→ What is asked: Look over the lines below. Report each one that includes the string "widgetId".

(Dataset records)
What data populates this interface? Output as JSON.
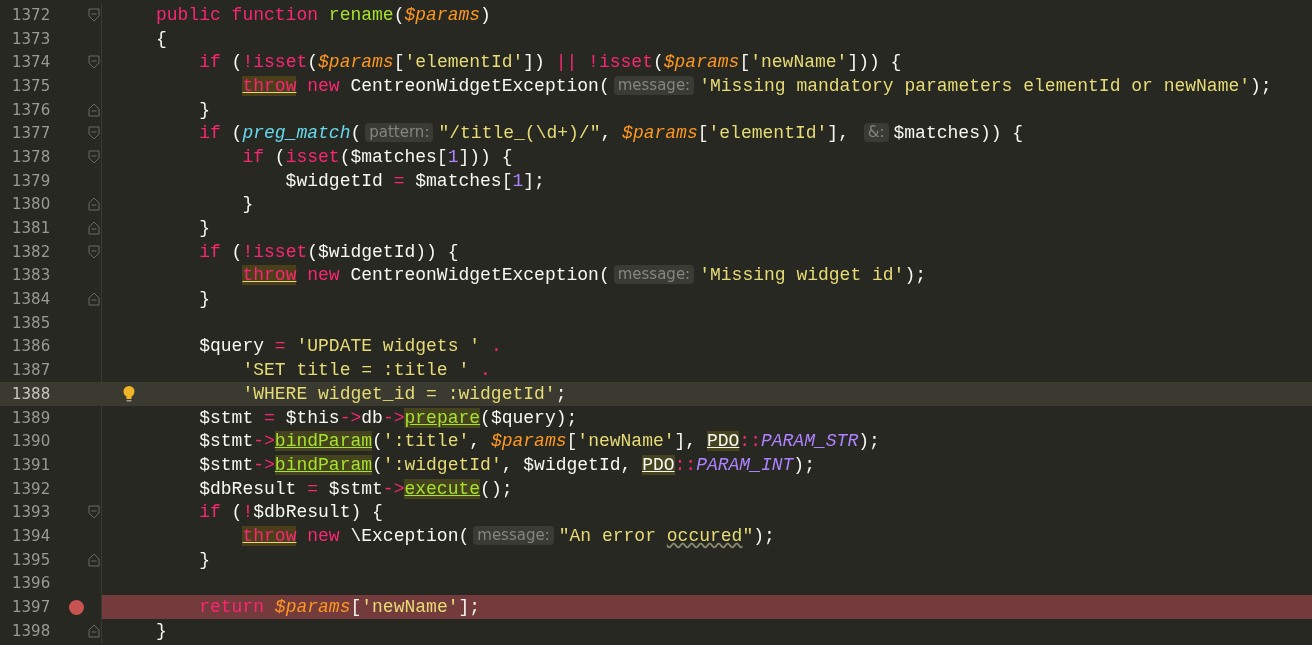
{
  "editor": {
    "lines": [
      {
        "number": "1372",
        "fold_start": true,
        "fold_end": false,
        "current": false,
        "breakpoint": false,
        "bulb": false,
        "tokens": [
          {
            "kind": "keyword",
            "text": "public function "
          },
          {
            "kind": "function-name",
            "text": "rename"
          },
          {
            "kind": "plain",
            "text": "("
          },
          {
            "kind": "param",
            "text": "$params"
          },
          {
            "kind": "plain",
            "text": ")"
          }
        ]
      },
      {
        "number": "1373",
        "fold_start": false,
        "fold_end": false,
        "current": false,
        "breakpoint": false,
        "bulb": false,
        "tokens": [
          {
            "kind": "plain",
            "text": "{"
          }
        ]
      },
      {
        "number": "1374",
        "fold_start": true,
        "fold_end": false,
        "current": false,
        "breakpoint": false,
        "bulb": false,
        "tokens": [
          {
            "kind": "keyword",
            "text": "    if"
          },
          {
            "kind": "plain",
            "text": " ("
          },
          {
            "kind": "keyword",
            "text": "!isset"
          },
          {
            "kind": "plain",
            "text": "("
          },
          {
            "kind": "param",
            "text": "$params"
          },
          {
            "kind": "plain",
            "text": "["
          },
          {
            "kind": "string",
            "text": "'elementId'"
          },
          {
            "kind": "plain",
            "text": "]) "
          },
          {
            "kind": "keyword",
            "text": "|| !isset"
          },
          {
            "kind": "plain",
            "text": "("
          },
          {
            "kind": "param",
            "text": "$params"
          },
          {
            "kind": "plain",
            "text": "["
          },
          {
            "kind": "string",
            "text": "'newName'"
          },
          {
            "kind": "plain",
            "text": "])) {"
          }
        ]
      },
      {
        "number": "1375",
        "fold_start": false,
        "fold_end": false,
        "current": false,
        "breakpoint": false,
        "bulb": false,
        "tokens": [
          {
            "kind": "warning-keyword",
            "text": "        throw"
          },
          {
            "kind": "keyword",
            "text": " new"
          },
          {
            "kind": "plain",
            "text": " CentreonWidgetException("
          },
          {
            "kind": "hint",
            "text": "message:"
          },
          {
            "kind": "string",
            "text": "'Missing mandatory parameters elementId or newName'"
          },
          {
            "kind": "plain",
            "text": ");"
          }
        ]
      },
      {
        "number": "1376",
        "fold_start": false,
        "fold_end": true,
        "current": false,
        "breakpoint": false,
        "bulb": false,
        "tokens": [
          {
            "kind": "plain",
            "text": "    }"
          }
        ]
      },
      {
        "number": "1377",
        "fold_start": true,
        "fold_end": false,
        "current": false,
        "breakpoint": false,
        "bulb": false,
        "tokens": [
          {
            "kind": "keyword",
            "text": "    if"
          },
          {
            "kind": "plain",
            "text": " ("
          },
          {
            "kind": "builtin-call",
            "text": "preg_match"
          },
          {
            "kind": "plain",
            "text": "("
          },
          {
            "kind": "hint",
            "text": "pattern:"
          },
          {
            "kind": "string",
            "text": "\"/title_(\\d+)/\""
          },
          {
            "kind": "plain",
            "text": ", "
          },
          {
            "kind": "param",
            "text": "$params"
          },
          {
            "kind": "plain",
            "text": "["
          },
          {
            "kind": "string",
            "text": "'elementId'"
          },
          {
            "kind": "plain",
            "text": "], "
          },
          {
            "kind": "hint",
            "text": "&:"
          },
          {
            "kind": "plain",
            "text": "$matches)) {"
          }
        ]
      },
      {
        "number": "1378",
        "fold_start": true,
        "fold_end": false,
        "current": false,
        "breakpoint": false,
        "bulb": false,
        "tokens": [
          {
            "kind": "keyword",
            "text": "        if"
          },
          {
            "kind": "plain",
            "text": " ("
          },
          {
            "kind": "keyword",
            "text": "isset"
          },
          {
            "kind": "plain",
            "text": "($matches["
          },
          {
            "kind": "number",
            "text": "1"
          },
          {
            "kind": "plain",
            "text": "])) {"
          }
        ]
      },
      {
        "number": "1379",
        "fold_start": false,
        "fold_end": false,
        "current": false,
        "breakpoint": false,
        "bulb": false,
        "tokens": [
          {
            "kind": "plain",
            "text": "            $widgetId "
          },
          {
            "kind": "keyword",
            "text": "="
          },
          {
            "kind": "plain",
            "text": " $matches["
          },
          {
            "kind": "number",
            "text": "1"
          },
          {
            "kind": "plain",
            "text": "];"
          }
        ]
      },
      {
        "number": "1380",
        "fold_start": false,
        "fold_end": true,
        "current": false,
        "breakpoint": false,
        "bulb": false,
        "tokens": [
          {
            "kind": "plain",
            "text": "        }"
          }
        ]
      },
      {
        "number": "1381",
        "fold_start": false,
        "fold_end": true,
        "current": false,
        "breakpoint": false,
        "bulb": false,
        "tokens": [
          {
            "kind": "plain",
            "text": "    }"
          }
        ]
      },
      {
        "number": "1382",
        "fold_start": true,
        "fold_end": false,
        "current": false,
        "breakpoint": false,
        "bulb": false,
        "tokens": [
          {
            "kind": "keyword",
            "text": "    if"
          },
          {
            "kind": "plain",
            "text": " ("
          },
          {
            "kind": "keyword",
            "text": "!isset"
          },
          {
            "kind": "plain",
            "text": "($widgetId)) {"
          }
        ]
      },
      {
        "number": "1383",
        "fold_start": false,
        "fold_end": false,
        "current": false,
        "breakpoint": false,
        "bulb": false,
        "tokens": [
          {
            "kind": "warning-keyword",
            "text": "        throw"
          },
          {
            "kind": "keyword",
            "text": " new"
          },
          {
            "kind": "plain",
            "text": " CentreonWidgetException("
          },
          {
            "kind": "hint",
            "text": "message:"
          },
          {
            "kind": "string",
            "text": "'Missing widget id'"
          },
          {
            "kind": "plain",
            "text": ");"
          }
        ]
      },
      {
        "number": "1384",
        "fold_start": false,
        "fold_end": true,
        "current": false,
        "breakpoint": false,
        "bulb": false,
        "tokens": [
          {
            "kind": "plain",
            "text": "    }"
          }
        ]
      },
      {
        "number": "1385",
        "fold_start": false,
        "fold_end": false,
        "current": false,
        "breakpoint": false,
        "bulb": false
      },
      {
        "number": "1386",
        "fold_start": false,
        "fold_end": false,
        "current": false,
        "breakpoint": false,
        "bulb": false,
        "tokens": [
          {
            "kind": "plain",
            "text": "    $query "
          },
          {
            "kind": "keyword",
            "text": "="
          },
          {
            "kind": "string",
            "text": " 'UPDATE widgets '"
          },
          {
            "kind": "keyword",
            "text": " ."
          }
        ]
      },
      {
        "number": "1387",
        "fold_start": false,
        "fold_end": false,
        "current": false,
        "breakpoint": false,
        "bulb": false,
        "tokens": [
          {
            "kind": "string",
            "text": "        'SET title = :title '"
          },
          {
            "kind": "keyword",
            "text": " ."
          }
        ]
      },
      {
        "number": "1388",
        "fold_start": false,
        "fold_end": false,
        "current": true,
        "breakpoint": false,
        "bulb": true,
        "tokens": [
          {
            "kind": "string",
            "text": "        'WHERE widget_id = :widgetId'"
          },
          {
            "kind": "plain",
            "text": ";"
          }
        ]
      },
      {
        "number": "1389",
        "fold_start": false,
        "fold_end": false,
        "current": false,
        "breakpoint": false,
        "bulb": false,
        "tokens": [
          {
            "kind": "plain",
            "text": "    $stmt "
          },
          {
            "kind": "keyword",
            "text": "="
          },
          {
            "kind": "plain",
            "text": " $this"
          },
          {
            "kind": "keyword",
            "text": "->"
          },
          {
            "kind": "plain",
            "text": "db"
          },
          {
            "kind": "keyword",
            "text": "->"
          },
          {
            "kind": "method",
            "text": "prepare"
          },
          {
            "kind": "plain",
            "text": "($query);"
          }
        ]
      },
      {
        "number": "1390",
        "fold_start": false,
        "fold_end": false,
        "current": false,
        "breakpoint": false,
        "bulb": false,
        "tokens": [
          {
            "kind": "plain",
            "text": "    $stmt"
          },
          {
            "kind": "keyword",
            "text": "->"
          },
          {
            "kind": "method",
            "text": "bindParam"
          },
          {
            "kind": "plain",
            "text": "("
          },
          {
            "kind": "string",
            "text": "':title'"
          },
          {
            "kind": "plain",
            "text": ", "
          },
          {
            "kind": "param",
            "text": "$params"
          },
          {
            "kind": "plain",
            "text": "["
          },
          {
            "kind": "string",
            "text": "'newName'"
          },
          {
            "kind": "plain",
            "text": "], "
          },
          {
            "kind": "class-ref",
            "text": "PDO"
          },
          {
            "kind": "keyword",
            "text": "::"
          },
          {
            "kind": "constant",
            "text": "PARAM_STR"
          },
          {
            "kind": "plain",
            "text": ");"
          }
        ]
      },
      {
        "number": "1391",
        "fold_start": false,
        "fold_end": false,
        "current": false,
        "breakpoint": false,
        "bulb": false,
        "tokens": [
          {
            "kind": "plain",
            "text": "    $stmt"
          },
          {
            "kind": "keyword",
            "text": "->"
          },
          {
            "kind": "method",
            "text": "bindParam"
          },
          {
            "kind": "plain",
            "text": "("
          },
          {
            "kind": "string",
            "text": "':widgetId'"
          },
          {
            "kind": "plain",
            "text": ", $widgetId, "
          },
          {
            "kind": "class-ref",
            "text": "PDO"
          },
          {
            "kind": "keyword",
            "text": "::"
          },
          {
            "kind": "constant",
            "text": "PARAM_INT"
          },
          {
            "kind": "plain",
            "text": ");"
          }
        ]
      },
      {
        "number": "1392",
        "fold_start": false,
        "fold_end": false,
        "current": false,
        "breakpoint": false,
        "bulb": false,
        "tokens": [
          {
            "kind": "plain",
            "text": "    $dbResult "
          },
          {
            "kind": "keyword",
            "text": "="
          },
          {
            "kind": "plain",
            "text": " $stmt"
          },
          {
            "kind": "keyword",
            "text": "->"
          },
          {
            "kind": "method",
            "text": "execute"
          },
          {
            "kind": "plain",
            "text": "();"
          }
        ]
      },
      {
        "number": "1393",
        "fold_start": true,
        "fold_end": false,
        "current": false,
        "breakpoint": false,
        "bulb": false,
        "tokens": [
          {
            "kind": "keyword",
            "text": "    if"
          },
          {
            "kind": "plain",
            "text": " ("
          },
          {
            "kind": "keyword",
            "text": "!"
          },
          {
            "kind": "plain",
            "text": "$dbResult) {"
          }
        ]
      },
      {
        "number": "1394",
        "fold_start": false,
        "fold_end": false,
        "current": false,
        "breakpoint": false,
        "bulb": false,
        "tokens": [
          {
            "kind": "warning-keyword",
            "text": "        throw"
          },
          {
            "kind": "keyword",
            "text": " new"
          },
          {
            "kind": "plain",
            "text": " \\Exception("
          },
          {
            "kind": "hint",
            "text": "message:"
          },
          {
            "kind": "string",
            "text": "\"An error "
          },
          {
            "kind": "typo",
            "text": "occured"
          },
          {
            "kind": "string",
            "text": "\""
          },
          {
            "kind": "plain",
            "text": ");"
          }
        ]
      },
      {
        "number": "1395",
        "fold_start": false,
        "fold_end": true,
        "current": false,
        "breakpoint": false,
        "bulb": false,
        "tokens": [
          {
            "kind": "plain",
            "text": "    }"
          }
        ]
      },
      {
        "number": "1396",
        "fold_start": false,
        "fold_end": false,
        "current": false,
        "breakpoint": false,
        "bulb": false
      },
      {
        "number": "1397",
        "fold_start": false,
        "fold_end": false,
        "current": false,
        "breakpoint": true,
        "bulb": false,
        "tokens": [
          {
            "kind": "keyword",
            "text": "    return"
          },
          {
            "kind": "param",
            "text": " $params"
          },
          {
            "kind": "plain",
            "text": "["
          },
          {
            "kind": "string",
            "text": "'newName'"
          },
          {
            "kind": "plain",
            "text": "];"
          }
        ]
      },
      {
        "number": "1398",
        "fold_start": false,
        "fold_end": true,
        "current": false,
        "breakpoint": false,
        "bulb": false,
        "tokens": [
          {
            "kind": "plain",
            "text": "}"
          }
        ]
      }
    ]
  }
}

...

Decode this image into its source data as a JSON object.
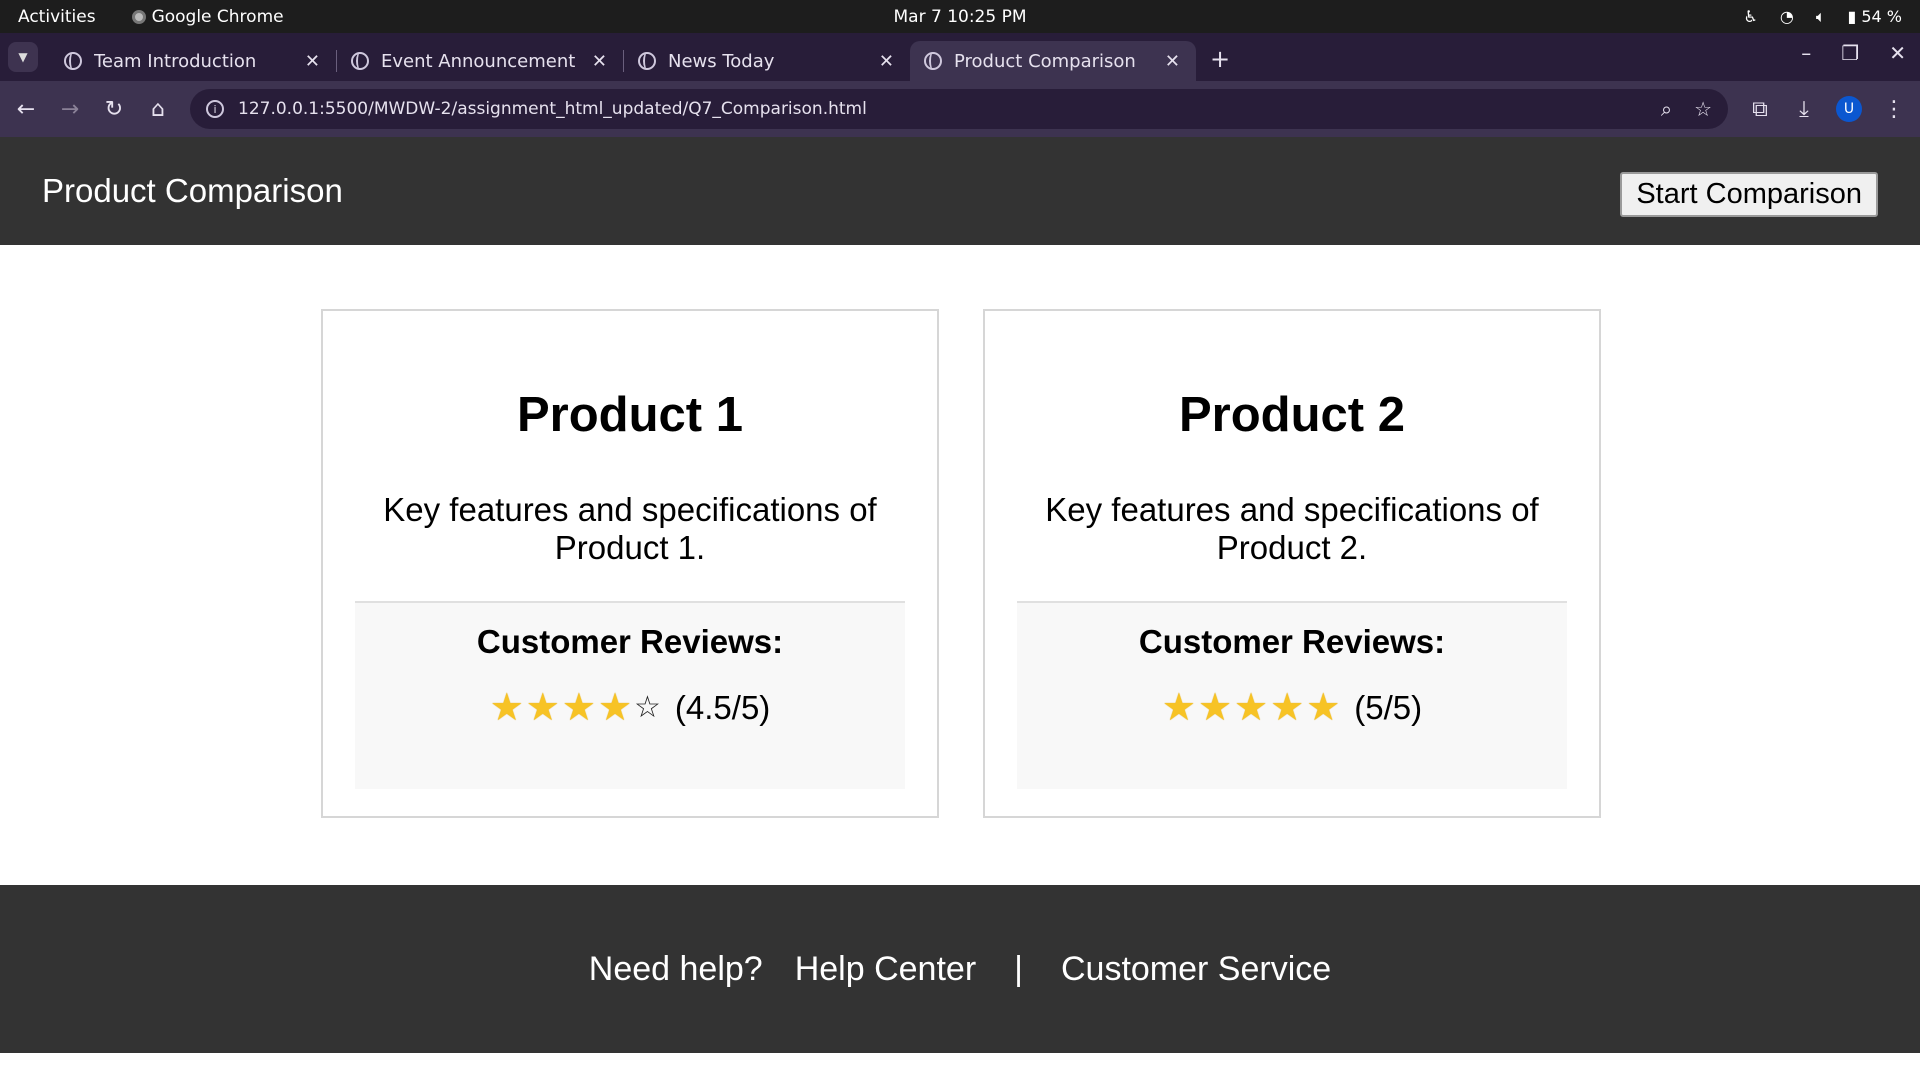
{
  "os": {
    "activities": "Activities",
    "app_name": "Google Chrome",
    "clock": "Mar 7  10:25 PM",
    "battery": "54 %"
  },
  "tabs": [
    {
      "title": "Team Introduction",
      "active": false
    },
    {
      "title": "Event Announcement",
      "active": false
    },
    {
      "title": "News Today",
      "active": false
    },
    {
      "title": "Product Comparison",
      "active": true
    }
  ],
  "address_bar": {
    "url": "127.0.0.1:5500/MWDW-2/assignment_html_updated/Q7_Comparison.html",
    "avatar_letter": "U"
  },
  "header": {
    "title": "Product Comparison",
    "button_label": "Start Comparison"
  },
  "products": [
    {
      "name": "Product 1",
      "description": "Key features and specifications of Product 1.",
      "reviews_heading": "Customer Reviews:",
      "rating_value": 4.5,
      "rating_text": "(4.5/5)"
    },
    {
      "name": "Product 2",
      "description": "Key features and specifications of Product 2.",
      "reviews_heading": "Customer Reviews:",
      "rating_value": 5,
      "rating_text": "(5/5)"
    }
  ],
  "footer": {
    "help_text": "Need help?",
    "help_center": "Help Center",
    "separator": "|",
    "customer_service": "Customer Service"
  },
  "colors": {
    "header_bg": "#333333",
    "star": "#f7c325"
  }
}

→ Result:
            "text": "            $widgetId "
            "text": "($widgetId)) {"
            "text": "        'WHERE widget_id = :widgetId'"
            "text": "':widgetId'"
            "text": ", $widgetId, "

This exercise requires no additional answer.